(Dataset excerpt)
====================
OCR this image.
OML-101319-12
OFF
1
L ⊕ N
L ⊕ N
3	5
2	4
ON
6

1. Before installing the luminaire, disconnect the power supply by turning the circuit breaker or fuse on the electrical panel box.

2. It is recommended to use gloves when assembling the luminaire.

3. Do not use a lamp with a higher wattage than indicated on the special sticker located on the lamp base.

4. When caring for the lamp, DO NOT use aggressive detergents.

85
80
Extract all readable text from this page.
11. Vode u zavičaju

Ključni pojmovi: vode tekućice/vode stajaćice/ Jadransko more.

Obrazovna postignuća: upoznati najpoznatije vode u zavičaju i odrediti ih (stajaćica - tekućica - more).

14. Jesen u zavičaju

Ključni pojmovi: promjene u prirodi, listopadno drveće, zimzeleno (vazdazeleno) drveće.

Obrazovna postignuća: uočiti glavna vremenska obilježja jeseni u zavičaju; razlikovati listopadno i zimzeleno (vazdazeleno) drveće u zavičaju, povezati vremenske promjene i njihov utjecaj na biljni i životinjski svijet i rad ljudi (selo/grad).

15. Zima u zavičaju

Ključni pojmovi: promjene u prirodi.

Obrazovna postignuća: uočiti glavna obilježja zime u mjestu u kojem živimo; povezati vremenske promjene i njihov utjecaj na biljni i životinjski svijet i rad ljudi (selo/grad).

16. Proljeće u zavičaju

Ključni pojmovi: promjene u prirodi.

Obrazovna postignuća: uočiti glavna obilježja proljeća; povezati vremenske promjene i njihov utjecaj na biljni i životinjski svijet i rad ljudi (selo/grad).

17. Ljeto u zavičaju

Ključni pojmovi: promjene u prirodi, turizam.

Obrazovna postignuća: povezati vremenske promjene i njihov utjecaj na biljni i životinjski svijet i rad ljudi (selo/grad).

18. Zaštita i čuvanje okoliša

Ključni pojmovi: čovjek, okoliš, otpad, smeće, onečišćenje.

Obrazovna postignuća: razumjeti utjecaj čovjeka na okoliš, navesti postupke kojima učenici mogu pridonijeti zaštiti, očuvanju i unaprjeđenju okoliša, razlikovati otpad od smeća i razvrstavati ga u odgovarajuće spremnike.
====================
# PROBLEM:
Lines that hold the word "Obrazovna" are the ones to return, every one of them.

# RESPONSE:
Obrazovna postignuća: upoznati najpoznatije vode u zavičaju i odrediti ih (stajaćica - tekućica - more).
Obrazovna postignuća: uočiti glavna vremenska obilježja jeseni u zavičaju; razlikovati listopadno i zimzeleno (vazdazeleno) drveće u zavičaju, povezati vremenske promjene i njihov utjecaj na biljni i životinjski svijet i rad ljudi (selo/grad).
Obrazovna postignuća: uočiti glavna obilježja zime u mjestu u kojem živimo; povezati vremenske promjene i njihov utjecaj na biljni i životinjski svijet i rad ljudi (selo/grad).
Obrazovna postignuća: uočiti glavna obilježja proljeća; povezati vremenske promjene i njihov utjecaj na biljni i životinjski svijet i rad ljudi (selo/grad).
Obrazovna postignuća: povezati vremenske promjene i njihov utjecaj na biljni i životinjski svijet i rad ljudi (selo/grad).
Obrazovna postignuća: razumjeti utjecaj čovjeka na okoliš, navesti postupke kojima učenici mogu pridonijeti zaštiti, očuvanju i unaprjeđenju okoliša, razlikovati otpad od smeća i razvrstavati ga u odgovarajuće spremnike.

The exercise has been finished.